What you should do :: Count lines, not occurrences: give the number of lines holding the word "name", and nothing besides.

Data extract ::

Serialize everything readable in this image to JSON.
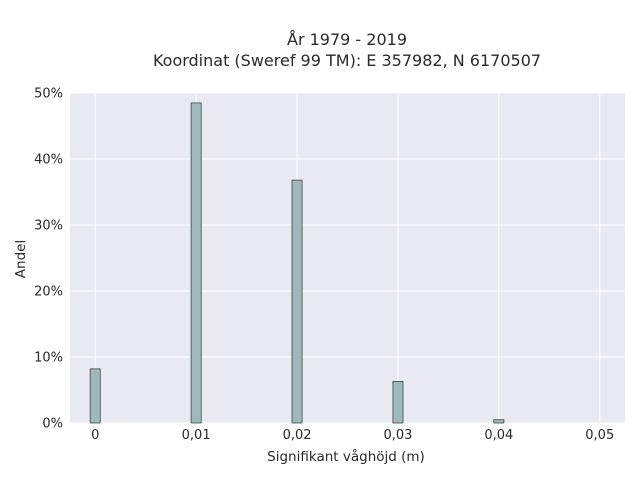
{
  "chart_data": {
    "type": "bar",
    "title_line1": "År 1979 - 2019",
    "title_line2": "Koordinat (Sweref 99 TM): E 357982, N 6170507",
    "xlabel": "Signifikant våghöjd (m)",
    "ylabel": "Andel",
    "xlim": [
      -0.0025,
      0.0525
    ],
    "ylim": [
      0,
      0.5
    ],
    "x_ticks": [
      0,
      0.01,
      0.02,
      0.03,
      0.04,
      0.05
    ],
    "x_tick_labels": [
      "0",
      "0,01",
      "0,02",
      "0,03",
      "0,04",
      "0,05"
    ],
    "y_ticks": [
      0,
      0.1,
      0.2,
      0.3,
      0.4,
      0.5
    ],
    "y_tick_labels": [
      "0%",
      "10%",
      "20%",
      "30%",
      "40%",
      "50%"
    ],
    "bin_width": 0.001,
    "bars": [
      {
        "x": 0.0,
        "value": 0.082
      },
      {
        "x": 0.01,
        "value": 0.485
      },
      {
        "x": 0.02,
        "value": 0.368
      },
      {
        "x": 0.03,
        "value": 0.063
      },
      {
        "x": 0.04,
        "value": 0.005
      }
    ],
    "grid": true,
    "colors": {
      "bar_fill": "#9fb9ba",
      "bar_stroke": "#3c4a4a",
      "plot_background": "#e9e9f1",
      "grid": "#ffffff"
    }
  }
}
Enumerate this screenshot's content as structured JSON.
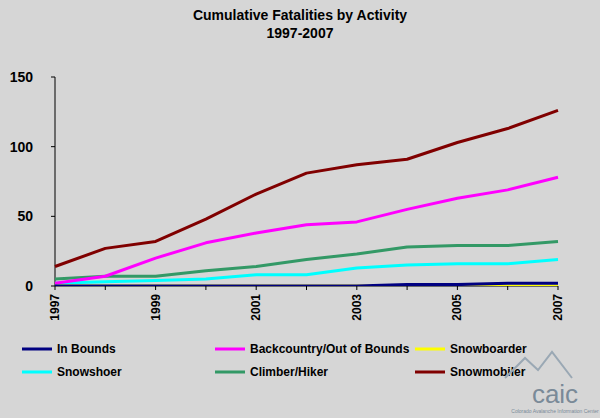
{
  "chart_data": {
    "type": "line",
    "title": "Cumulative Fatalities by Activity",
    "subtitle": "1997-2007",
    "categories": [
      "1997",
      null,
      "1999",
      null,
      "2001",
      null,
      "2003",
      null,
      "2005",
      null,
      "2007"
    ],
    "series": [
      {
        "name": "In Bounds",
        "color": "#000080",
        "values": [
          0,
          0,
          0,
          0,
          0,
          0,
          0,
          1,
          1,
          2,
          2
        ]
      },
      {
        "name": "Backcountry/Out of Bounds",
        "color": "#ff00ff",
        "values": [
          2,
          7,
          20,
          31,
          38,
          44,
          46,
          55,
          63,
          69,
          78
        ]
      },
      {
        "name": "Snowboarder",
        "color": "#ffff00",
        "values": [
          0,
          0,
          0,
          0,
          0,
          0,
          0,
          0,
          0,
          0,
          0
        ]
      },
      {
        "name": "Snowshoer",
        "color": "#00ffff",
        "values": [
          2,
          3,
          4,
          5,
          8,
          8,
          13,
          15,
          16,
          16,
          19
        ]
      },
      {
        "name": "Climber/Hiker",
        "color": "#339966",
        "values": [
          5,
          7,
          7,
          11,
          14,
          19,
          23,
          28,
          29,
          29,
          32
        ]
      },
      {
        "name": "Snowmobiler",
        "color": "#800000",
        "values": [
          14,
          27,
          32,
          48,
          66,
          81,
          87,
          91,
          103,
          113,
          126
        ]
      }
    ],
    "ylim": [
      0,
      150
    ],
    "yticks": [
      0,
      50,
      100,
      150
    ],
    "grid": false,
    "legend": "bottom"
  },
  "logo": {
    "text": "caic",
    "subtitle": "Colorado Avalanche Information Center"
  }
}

Answer to this problem :: 6